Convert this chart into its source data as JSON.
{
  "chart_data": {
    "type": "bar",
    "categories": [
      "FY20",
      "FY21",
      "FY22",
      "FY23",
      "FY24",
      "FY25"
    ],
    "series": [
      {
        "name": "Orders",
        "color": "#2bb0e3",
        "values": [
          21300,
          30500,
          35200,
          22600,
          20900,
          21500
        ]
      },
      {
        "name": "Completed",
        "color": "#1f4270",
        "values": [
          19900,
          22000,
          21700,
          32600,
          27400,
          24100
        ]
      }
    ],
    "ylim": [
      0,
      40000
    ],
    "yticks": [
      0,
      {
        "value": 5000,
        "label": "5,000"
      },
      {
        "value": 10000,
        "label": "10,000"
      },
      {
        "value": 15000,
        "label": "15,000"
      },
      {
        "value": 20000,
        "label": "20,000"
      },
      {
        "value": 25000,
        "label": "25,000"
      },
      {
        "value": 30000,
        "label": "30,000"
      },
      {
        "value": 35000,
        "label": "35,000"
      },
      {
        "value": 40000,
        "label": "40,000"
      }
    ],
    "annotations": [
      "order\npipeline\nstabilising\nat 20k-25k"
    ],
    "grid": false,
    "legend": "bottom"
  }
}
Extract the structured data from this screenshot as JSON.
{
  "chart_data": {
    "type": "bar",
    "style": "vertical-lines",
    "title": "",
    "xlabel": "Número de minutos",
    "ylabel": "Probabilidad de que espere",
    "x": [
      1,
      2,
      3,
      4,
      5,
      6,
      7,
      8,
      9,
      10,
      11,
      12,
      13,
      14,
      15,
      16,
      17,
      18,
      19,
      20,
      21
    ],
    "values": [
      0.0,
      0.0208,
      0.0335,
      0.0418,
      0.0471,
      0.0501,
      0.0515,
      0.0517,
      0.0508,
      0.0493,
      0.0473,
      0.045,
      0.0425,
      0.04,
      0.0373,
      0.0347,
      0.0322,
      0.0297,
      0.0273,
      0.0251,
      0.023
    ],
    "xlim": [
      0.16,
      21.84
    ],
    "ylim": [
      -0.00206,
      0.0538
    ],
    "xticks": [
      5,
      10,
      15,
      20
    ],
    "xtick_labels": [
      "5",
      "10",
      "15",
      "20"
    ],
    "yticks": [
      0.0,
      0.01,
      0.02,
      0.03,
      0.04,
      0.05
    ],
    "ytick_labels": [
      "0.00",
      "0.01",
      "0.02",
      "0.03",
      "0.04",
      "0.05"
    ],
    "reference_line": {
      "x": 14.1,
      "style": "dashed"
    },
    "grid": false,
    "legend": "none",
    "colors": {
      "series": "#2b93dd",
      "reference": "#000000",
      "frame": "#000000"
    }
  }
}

:: Task requirements ::
Begin with the line that contains "Extract the structured" and end with the last line of the records; set down every line in that span exactly, and nothing else.

:: Solution for this problem ::
Extract the structured data from this screenshot as JSON.
{
  "chart_data": {
    "type": "bar",
    "style": "vertical-lines",
    "title": "",
    "xlabel": "Número de minutos",
    "ylabel": "Probabilidad de que espere",
    "x": [
      1,
      2,
      3,
      4,
      5,
      6,
      7,
      8,
      9,
      10,
      11,
      12,
      13,
      14,
      15,
      16,
      17,
      18,
      19,
      20,
      21
    ],
    "values": [
      0.0,
      0.0208,
      0.0335,
      0.0418,
      0.0471,
      0.0501,
      0.0515,
      0.0517,
      0.0508,
      0.0493,
      0.0473,
      0.045,
      0.0425,
      0.04,
      0.0373,
      0.0347,
      0.0322,
      0.0297,
      0.0273,
      0.0251,
      0.023
    ],
    "xlim": [
      0.16,
      21.84
    ],
    "ylim": [
      -0.00206,
      0.0538
    ],
    "xticks": [
      5,
      10,
      15,
      20
    ],
    "xtick_labels": [
      "5",
      "10",
      "15",
      "20"
    ],
    "yticks": [
      0.0,
      0.01,
      0.02,
      0.03,
      0.04,
      0.05
    ],
    "ytick_labels": [
      "0.00",
      "0.01",
      "0.02",
      "0.03",
      "0.04",
      "0.05"
    ],
    "reference_line": {
      "x": 14.1,
      "style": "dashed"
    },
    "grid": false,
    "legend": "none",
    "colors": {
      "series": "#2b93dd",
      "reference": "#000000",
      "frame": "#000000"
    }
  }
}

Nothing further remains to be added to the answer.